> [MATERIAL SHOWN]:
++++++++++
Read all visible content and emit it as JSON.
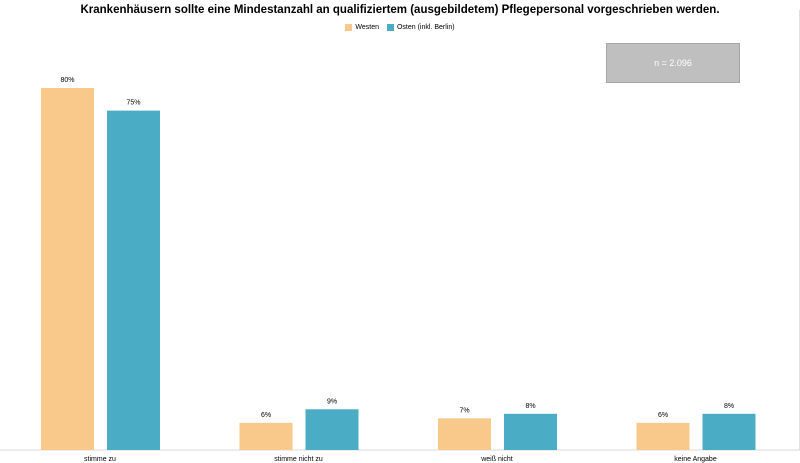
{
  "chart_data": {
    "type": "bar",
    "title": "Krankenhäusern sollte eine Mindestanzahl an qualifiziertem (ausgebildetem) Pflegepersonal vorgeschrieben werden.",
    "categories": [
      "stimme zu",
      "stimme nicht zu",
      "weiß nicht",
      "keine Angabe"
    ],
    "series": [
      {
        "name": "Westen",
        "values": [
          80,
          6,
          7,
          6
        ],
        "labels": [
          "80%",
          "6%",
          "7%",
          "6%"
        ],
        "color": "#f8c98a"
      },
      {
        "name": "Osten (inkl. Berlin)",
        "values": [
          75,
          9,
          8,
          8
        ],
        "labels": [
          "75%",
          "9%",
          "8%",
          "8%"
        ],
        "color": "#4bacc6"
      }
    ],
    "ylim": [
      0,
      80
    ],
    "grid": false,
    "legend_position": "top-center",
    "annotation": "n = 2.096"
  }
}
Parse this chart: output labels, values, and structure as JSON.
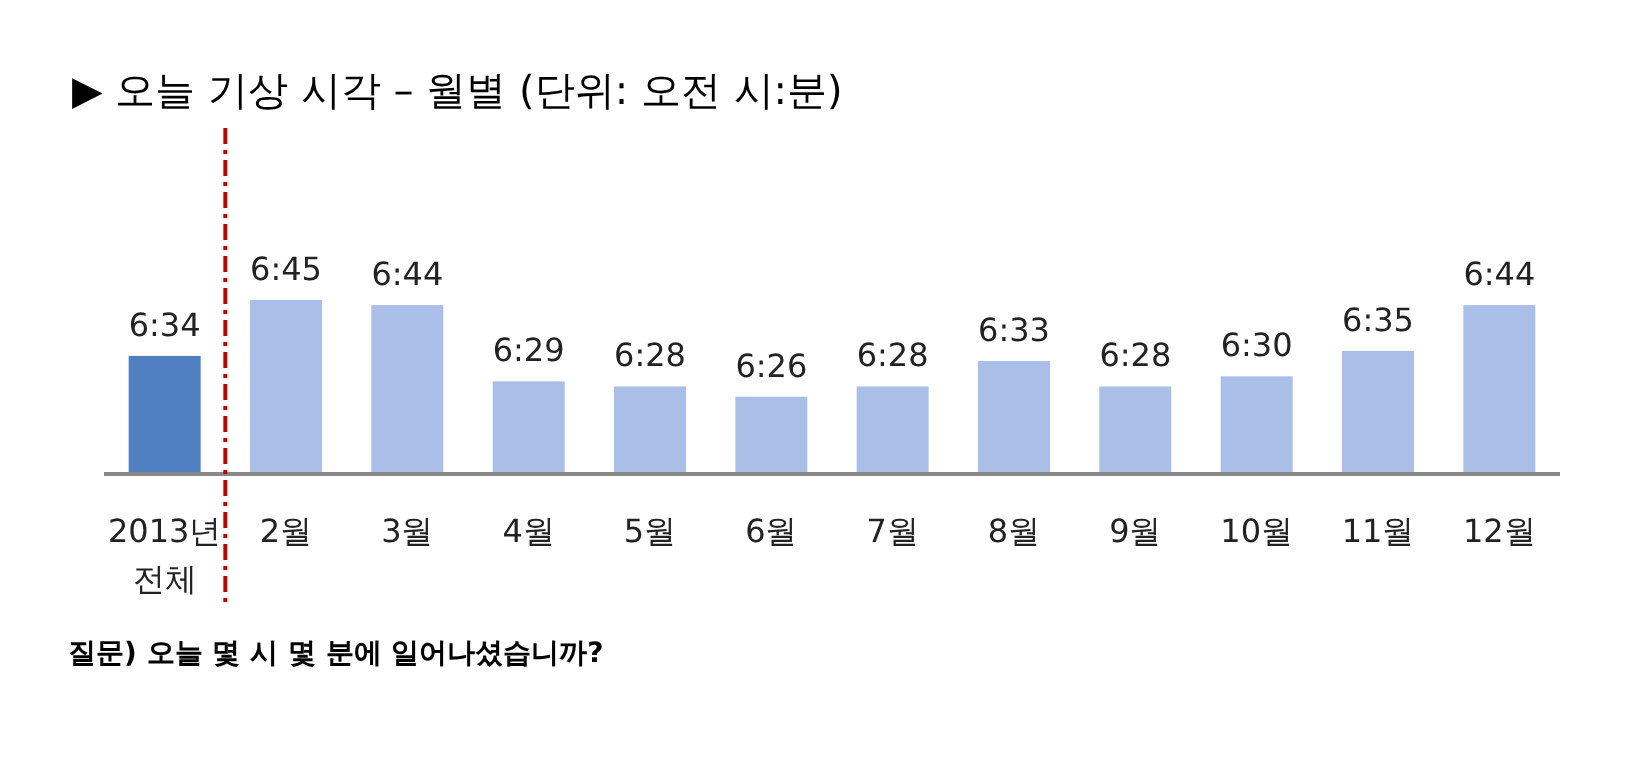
{
  "chart_data": {
    "type": "bar",
    "title": "▶ 오늘 기상 시각 – 월별 (단위: 오전 시:분)",
    "categories": [
      "2013년\n전체",
      "2월",
      "3월",
      "4월",
      "5월",
      "6월",
      "7월",
      "8월",
      "9월",
      "10월",
      "11월",
      "12월"
    ],
    "values": [
      6.5667,
      6.75,
      6.7333,
      6.4833,
      6.4667,
      6.4333,
      6.4667,
      6.55,
      6.4667,
      6.5,
      6.5833,
      6.7333
    ],
    "value_labels": [
      "6:34",
      "6:45",
      "6:44",
      "6:29",
      "6:28",
      "6:26",
      "6:28",
      "6:33",
      "6:28",
      "6:30",
      "6:35",
      "6:44"
    ],
    "ylim": [
      6.18,
      6.75
    ],
    "colors": [
      "#4f7fbf",
      "#a9bfe8",
      "#a9bfe8",
      "#a9bfe8",
      "#a9bfe8",
      "#a9bfe8",
      "#a9bfe8",
      "#a9bfe8",
      "#a9bfe8",
      "#a9bfe8",
      "#a9bfe8",
      "#a9bfe8"
    ],
    "annotations": [
      "질문) 오늘 몇 시 몇 분에 일어나셨습니까?"
    ]
  }
}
++++++++++
> [YOUR TASK]: Word for word, quote the lines above. Omit the pictures.

> [RESPONSE FOR THIS EXERCISE]:
Read all visible content and emit it as JSON.
{
  "chart_data": {
    "type": "bar",
    "title": "Krankenhäusern sollte eine Mindestanzahl an qualifiziertem (ausgebildetem) Pflegepersonal vorgeschrieben werden.",
    "categories": [
      "stimme zu",
      "stimme nicht zu",
      "weiß nicht",
      "keine Angabe"
    ],
    "series": [
      {
        "name": "Westen",
        "values": [
          80,
          6,
          7,
          6
        ],
        "labels": [
          "80%",
          "6%",
          "7%",
          "6%"
        ],
        "color": "#f8c98a"
      },
      {
        "name": "Osten (inkl. Berlin)",
        "values": [
          75,
          9,
          8,
          8
        ],
        "labels": [
          "75%",
          "9%",
          "8%",
          "8%"
        ],
        "color": "#4bacc6"
      }
    ],
    "ylim": [
      0,
      80
    ],
    "grid": false,
    "legend_position": "top-center",
    "annotation": "n = 2.096"
  }
}
Parse this chart: output labels, values, and structure as JSON.
{
  "chart_data": {
    "type": "bar",
    "title": "▶ 오늘 기상 시각 – 월별 (단위: 오전 시:분)",
    "categories": [
      "2013년\n전체",
      "2월",
      "3월",
      "4월",
      "5월",
      "6월",
      "7월",
      "8월",
      "9월",
      "10월",
      "11월",
      "12월"
    ],
    "values": [
      6.5667,
      6.75,
      6.7333,
      6.4833,
      6.4667,
      6.4333,
      6.4667,
      6.55,
      6.4667,
      6.5,
      6.5833,
      6.7333
    ],
    "value_labels": [
      "6:34",
      "6:45",
      "6:44",
      "6:29",
      "6:28",
      "6:26",
      "6:28",
      "6:33",
      "6:28",
      "6:30",
      "6:35",
      "6:44"
    ],
    "ylim": [
      6.18,
      6.75
    ],
    "colors": [
      "#4f7fbf",
      "#a9bfe8",
      "#a9bfe8",
      "#a9bfe8",
      "#a9bfe8",
      "#a9bfe8",
      "#a9bfe8",
      "#a9bfe8",
      "#a9bfe8",
      "#a9bfe8",
      "#a9bfe8",
      "#a9bfe8"
    ],
    "annotations": [
      "질문) 오늘 몇 시 몇 분에 일어나셨습니까?"
    ]
  }
}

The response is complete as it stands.